Excerpt provided ->
Patients are contagious until crusts have fallen off and new skin has formed.
Pharmacotherapy [10]
The following therapies can be used off-label under expanded access (compassionate use) protocols.
-
Antiviral therapy
- Indications
- Severe mpox
- Aberrant infections (e.g., involving the eye, mouth, genitals, anus)
- Risk factors for severe mpox
- Preferred agent: tecovirimat
- Alternatives: cidofovir, brincidofovir
- Indications
- Intravenous vaccinia immune globulin: unknown effectiveness but can be considered in severe cases
Supportive care for mpox [8][10]
-
Skin lesions
- Cleanse skin to avoid bacterial superinfection.
- Avoid scratching.
- Keep skin uncovered to air dry.
- Consider sitz baths for anorectal or genital lesions.
- Monitor for secondary skin and soft tissue infections.
- Consider antihistamines (e.g., loratadine ) as needed for pruritus. [8]
-
Oral lesions
- Rinse with salt water as needed.
- Rinse with oral antiseptic (e.g., chlorhexidine mouthwash).
- Consider viscous lidocaine for painful oral lesions. [8]
-
Additional considerations
- Encourage adequate oral nutrition and fluid intake.
- Start pain management according to the WHO analgesic ladder.
- Offer antiemetics (e.g., off-label ondansetron ) and antipyretics (e.g., acetaminophen ) as needed. [8]
Complications
- Sepsis or septic shock
- Dehydration
- Pneumonia
- Encephalitis
- Bacterial superinfection (e.g., cellulitis, abscess, necrotizing soft tissue infection)
- Pyomyositis
- Blindness (following corneal infection)

What is expected -> Reproduce the part of the mpox excerpt that begins at "- Keep skin" and ends at "and fluid intake.". Work only from the mpox excerpt above.

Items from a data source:
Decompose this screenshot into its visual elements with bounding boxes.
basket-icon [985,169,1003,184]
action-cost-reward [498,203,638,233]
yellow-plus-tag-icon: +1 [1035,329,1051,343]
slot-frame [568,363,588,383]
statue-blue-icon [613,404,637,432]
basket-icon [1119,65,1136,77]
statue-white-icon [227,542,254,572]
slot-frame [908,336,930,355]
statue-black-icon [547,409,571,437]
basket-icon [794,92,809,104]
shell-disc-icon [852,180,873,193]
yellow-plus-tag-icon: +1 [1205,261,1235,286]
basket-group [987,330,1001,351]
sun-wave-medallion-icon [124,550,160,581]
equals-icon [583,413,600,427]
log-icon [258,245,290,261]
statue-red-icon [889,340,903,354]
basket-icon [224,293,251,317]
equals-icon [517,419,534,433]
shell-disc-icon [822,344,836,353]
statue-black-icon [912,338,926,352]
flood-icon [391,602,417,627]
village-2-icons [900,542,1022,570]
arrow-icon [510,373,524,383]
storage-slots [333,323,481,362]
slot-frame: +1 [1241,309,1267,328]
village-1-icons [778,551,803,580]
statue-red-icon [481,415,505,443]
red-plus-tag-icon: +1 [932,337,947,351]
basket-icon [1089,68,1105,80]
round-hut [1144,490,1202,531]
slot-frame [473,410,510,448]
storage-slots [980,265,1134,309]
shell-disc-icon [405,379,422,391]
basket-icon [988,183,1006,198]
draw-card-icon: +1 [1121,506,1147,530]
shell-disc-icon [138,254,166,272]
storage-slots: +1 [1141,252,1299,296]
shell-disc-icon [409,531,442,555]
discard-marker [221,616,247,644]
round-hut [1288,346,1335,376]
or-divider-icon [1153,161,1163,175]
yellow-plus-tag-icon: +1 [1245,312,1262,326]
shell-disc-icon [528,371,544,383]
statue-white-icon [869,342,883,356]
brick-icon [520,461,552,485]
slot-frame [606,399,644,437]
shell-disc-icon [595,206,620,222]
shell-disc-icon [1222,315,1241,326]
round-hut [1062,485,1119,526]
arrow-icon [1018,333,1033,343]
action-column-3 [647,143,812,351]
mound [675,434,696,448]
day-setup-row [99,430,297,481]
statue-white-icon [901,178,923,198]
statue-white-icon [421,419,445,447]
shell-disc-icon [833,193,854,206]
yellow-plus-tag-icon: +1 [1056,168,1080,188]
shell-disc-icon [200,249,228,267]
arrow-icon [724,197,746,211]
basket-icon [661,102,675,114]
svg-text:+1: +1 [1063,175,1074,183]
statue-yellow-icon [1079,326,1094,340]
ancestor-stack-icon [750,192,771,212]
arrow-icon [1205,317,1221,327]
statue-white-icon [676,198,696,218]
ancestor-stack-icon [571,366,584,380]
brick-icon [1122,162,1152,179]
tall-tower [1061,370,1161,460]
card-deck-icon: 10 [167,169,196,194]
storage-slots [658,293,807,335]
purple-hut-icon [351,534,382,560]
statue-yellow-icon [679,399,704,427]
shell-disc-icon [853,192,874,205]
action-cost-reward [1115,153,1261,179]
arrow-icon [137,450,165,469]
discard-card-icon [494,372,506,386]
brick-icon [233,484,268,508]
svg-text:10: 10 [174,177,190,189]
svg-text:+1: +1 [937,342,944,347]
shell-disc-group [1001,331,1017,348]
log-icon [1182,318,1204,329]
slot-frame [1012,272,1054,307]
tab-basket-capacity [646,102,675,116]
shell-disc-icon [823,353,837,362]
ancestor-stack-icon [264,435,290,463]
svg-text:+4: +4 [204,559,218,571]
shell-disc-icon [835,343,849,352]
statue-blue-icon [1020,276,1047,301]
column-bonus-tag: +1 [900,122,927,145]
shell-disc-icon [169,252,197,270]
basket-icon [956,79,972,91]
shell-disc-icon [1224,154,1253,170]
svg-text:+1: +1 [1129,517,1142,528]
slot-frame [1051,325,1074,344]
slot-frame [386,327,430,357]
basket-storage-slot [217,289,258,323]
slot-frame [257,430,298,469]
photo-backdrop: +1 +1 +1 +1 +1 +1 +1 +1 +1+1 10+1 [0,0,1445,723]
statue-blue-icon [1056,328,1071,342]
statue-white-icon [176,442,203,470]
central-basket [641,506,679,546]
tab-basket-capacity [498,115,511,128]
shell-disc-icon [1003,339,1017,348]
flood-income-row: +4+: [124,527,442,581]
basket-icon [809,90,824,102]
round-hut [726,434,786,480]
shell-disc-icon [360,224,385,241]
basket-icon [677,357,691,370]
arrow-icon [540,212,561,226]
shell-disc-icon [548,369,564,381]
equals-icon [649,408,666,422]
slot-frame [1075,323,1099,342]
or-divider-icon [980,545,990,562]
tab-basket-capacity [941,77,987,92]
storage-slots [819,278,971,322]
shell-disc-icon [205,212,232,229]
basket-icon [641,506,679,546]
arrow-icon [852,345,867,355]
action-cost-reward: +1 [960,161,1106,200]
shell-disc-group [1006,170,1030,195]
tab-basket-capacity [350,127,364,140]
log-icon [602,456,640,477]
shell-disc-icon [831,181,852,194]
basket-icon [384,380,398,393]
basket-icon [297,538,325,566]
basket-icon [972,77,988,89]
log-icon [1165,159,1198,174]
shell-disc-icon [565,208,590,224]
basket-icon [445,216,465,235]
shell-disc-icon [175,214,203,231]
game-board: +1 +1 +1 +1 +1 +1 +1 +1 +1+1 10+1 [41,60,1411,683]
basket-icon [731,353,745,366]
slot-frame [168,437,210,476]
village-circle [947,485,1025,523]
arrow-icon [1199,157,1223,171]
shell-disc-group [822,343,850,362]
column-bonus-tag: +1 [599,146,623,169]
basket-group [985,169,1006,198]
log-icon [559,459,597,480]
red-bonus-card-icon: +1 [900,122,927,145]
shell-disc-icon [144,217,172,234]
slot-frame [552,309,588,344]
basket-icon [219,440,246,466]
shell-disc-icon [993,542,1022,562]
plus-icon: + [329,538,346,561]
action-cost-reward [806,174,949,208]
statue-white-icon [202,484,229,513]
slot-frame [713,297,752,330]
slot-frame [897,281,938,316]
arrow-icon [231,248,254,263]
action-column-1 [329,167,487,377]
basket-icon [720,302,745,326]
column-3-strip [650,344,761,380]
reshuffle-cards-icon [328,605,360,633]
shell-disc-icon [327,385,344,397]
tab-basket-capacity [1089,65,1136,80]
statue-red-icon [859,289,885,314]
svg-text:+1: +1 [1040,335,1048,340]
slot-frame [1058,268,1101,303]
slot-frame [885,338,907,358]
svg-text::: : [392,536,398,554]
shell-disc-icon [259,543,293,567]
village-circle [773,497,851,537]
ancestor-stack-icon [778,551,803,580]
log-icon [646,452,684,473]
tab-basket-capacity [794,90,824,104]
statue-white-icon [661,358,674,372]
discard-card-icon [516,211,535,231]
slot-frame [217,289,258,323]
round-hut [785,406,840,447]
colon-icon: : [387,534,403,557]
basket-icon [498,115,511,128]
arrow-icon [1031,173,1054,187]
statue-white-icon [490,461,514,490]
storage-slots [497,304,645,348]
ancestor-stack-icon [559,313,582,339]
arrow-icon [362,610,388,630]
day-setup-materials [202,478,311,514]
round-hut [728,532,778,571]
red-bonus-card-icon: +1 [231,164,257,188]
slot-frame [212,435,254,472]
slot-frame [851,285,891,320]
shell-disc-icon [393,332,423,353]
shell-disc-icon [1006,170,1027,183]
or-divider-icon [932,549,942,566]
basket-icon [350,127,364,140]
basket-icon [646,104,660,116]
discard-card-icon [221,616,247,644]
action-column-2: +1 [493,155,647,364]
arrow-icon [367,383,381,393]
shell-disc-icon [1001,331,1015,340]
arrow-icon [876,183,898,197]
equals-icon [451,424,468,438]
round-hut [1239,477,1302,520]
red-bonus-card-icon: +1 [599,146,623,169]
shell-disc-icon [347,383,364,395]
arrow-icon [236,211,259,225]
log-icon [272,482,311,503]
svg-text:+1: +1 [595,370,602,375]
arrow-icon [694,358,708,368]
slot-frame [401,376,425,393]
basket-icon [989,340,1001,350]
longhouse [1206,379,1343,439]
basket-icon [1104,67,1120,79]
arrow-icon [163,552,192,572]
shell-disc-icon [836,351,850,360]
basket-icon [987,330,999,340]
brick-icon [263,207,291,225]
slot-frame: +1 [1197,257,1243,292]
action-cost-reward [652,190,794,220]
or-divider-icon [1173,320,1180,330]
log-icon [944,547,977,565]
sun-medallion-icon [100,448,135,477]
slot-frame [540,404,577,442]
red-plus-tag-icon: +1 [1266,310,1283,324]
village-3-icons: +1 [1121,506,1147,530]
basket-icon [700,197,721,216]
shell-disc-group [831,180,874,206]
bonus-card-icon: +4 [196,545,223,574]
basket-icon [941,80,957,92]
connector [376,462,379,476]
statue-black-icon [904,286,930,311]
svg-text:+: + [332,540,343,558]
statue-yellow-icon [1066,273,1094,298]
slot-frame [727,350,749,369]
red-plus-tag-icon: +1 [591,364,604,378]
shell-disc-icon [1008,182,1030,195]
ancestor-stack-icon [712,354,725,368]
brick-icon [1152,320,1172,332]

Solution ->
- Keep skin uncovered to air dry.
- Consider sitz baths for anorectal or genital lesions.
- Monitor for secondary skin and soft tissue infections.
- Consider antihistamines (e.g., loratadine ) as needed for pruritus. [8]
-
Oral lesions
- Rinse with salt water as needed.
- Rinse with oral antiseptic (e.g., chlorhexidine mouthwash).
- Consider viscous lidocaine for painful oral lesions. [8]
-
Additional considerations
- Encourage adequate oral nutrition and fluid intake.